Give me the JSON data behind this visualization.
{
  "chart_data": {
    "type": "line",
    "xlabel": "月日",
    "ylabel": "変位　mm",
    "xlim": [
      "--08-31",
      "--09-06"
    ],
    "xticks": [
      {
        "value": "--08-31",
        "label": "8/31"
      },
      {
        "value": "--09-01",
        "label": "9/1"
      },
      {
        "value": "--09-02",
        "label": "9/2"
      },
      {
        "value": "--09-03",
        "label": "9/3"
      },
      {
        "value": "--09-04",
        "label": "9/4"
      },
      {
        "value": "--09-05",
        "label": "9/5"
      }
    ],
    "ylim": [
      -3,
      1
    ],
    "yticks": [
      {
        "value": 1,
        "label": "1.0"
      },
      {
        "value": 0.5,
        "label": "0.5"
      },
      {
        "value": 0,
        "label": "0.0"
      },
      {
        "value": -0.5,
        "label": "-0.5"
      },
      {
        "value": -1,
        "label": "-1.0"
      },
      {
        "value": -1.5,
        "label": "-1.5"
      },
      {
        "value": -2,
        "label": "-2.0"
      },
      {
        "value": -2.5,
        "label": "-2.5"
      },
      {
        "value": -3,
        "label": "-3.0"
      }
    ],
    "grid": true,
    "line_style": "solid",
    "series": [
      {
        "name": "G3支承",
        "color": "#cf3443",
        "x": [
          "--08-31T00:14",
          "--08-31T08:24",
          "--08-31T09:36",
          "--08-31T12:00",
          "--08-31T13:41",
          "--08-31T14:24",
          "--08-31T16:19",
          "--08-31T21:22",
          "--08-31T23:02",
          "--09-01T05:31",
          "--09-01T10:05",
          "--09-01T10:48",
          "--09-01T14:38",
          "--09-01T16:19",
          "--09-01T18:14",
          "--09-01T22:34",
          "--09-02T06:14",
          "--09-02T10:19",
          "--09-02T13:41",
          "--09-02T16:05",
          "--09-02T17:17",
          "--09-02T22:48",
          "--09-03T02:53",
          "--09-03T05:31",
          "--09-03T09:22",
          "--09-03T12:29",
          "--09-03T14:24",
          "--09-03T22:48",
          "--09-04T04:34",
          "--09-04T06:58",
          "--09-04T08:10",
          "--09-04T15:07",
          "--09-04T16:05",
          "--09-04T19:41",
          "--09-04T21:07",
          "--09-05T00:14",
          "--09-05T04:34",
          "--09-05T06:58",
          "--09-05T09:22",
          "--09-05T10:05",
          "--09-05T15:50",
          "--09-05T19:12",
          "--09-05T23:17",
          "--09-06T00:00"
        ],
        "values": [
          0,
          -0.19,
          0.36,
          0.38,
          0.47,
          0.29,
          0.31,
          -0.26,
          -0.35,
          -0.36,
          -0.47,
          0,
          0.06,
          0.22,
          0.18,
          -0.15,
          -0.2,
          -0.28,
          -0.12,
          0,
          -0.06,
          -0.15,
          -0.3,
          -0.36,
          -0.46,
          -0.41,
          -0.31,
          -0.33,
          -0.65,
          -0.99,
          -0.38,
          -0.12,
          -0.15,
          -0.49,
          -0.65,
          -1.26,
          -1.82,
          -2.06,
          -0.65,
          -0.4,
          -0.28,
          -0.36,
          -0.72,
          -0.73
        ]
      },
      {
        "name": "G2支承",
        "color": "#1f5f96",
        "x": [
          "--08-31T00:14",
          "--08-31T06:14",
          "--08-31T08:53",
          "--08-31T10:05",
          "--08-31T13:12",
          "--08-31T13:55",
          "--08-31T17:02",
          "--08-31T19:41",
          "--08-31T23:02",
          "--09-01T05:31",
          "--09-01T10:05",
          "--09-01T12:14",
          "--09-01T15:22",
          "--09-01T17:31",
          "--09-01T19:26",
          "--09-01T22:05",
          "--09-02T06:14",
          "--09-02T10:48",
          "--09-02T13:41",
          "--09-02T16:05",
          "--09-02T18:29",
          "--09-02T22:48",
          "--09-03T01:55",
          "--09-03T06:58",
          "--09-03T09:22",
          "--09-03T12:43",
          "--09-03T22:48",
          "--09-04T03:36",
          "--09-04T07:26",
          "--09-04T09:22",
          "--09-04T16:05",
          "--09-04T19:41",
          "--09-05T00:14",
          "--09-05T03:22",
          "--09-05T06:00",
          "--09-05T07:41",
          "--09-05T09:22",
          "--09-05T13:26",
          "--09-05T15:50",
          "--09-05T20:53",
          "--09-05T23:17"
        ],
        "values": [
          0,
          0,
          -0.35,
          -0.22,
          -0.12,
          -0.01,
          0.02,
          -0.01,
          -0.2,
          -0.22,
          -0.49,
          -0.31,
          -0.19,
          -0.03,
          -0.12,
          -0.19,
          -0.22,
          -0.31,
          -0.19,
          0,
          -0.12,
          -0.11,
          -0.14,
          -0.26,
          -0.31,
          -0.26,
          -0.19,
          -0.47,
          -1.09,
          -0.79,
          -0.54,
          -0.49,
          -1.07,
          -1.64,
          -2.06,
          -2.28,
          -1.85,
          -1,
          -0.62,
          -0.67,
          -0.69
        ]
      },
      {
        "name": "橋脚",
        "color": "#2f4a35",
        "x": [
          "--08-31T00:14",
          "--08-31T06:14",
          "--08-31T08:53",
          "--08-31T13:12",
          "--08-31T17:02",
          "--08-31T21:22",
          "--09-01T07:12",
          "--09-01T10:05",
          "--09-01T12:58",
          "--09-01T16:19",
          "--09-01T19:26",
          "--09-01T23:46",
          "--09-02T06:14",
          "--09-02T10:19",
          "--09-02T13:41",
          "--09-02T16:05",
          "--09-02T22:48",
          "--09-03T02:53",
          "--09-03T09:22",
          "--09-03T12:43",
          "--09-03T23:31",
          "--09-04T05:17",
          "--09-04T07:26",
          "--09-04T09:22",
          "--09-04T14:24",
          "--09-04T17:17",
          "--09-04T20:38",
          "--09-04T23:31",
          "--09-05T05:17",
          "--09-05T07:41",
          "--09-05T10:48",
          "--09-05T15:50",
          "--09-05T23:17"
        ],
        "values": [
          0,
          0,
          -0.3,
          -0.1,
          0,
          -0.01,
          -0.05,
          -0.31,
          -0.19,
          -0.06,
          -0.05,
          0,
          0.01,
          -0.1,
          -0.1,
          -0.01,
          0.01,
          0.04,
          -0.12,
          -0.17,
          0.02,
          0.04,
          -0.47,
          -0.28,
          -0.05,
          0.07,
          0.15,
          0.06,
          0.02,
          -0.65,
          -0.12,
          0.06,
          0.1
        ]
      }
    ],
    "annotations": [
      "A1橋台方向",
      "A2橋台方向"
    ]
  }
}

▶ _The request_
Return every entry exactly as given.

▶ _Response for this exercise_
Give me the JSON data behind this visualization.
{
  "chart_data": {
    "type": "line",
    "xlabel": "月日",
    "ylabel": "変位　mm",
    "xlim": [
      "--08-31",
      "--09-06"
    ],
    "xticks": [
      {
        "value": "--08-31",
        "label": "8/31"
      },
      {
        "value": "--09-01",
        "label": "9/1"
      },
      {
        "value": "--09-02",
        "label": "9/2"
      },
      {
        "value": "--09-03",
        "label": "9/3"
      },
      {
        "value": "--09-04",
        "label": "9/4"
      },
      {
        "value": "--09-05",
        "label": "9/5"
      }
    ],
    "ylim": [
      -3,
      1
    ],
    "yticks": [
      {
        "value": 1,
        "label": "1.0"
      },
      {
        "value": 0.5,
        "label": "0.5"
      },
      {
        "value": 0,
        "label": "0.0"
      },
      {
        "value": -0.5,
        "label": "-0.5"
      },
      {
        "value": -1,
        "label": "-1.0"
      },
      {
        "value": -1.5,
        "label": "-1.5"
      },
      {
        "value": -2,
        "label": "-2.0"
      },
      {
        "value": -2.5,
        "label": "-2.5"
      },
      {
        "value": -3,
        "label": "-3.0"
      }
    ],
    "grid": true,
    "line_style": "solid",
    "series": [
      {
        "name": "G3支承",
        "color": "#cf3443",
        "x": [
          "--08-31T00:14",
          "--08-31T08:24",
          "--08-31T09:36",
          "--08-31T12:00",
          "--08-31T13:41",
          "--08-31T14:24",
          "--08-31T16:19",
          "--08-31T21:22",
          "--08-31T23:02",
          "--09-01T05:31",
          "--09-01T10:05",
          "--09-01T10:48",
          "--09-01T14:38",
          "--09-01T16:19",
          "--09-01T18:14",
          "--09-01T22:34",
          "--09-02T06:14",
          "--09-02T10:19",
          "--09-02T13:41",
          "--09-02T16:05",
          "--09-02T17:17",
          "--09-02T22:48",
          "--09-03T02:53",
          "--09-03T05:31",
          "--09-03T09:22",
          "--09-03T12:29",
          "--09-03T14:24",
          "--09-03T22:48",
          "--09-04T04:34",
          "--09-04T06:58",
          "--09-04T08:10",
          "--09-04T15:07",
          "--09-04T16:05",
          "--09-04T19:41",
          "--09-04T21:07",
          "--09-05T00:14",
          "--09-05T04:34",
          "--09-05T06:58",
          "--09-05T09:22",
          "--09-05T10:05",
          "--09-05T15:50",
          "--09-05T19:12",
          "--09-05T23:17",
          "--09-06T00:00"
        ],
        "values": [
          0,
          -0.19,
          0.36,
          0.38,
          0.47,
          0.29,
          0.31,
          -0.26,
          -0.35,
          -0.36,
          -0.47,
          0,
          0.06,
          0.22,
          0.18,
          -0.15,
          -0.2,
          -0.28,
          -0.12,
          0,
          -0.06,
          -0.15,
          -0.3,
          -0.36,
          -0.46,
          -0.41,
          -0.31,
          -0.33,
          -0.65,
          -0.99,
          -0.38,
          -0.12,
          -0.15,
          -0.49,
          -0.65,
          -1.26,
          -1.82,
          -2.06,
          -0.65,
          -0.4,
          -0.28,
          -0.36,
          -0.72,
          -0.73
        ]
      },
      {
        "name": "G2支承",
        "color": "#1f5f96",
        "x": [
          "--08-31T00:14",
          "--08-31T06:14",
          "--08-31T08:53",
          "--08-31T10:05",
          "--08-31T13:12",
          "--08-31T13:55",
          "--08-31T17:02",
          "--08-31T19:41",
          "--08-31T23:02",
          "--09-01T05:31",
          "--09-01T10:05",
          "--09-01T12:14",
          "--09-01T15:22",
          "--09-01T17:31",
          "--09-01T19:26",
          "--09-01T22:05",
          "--09-02T06:14",
          "--09-02T10:48",
          "--09-02T13:41",
          "--09-02T16:05",
          "--09-02T18:29",
          "--09-02T22:48",
          "--09-03T01:55",
          "--09-03T06:58",
          "--09-03T09:22",
          "--09-03T12:43",
          "--09-03T22:48",
          "--09-04T03:36",
          "--09-04T07:26",
          "--09-04T09:22",
          "--09-04T16:05",
          "--09-04T19:41",
          "--09-05T00:14",
          "--09-05T03:22",
          "--09-05T06:00",
          "--09-05T07:41",
          "--09-05T09:22",
          "--09-05T13:26",
          "--09-05T15:50",
          "--09-05T20:53",
          "--09-05T23:17"
        ],
        "values": [
          0,
          0,
          -0.35,
          -0.22,
          -0.12,
          -0.01,
          0.02,
          -0.01,
          -0.2,
          -0.22,
          -0.49,
          -0.31,
          -0.19,
          -0.03,
          -0.12,
          -0.19,
          -0.22,
          -0.31,
          -0.19,
          0,
          -0.12,
          -0.11,
          -0.14,
          -0.26,
          -0.31,
          -0.26,
          -0.19,
          -0.47,
          -1.09,
          -0.79,
          -0.54,
          -0.49,
          -1.07,
          -1.64,
          -2.06,
          -2.28,
          -1.85,
          -1,
          -0.62,
          -0.67,
          -0.69
        ]
      },
      {
        "name": "橋脚",
        "color": "#2f4a35",
        "x": [
          "--08-31T00:14",
          "--08-31T06:14",
          "--08-31T08:53",
          "--08-31T13:12",
          "--08-31T17:02",
          "--08-31T21:22",
          "--09-01T07:12",
          "--09-01T10:05",
          "--09-01T12:58",
          "--09-01T16:19",
          "--09-01T19:26",
          "--09-01T23:46",
          "--09-02T06:14",
          "--09-02T10:19",
          "--09-02T13:41",
          "--09-02T16:05",
          "--09-02T22:48",
          "--09-03T02:53",
          "--09-03T09:22",
          "--09-03T12:43",
          "--09-03T23:31",
          "--09-04T05:17",
          "--09-04T07:26",
          "--09-04T09:22",
          "--09-04T14:24",
          "--09-04T17:17",
          "--09-04T20:38",
          "--09-04T23:31",
          "--09-05T05:17",
          "--09-05T07:41",
          "--09-05T10:48",
          "--09-05T15:50",
          "--09-05T23:17"
        ],
        "values": [
          0,
          0,
          -0.3,
          -0.1,
          0,
          -0.01,
          -0.05,
          -0.31,
          -0.19,
          -0.06,
          -0.05,
          0,
          0.01,
          -0.1,
          -0.1,
          -0.01,
          0.01,
          0.04,
          -0.12,
          -0.17,
          0.02,
          0.04,
          -0.47,
          -0.28,
          -0.05,
          0.07,
          0.15,
          0.06,
          0.02,
          -0.65,
          -0.12,
          0.06,
          0.1
        ]
      }
    ],
    "annotations": [
      "A1橋台方向",
      "A2橋台方向"
    ]
  }
}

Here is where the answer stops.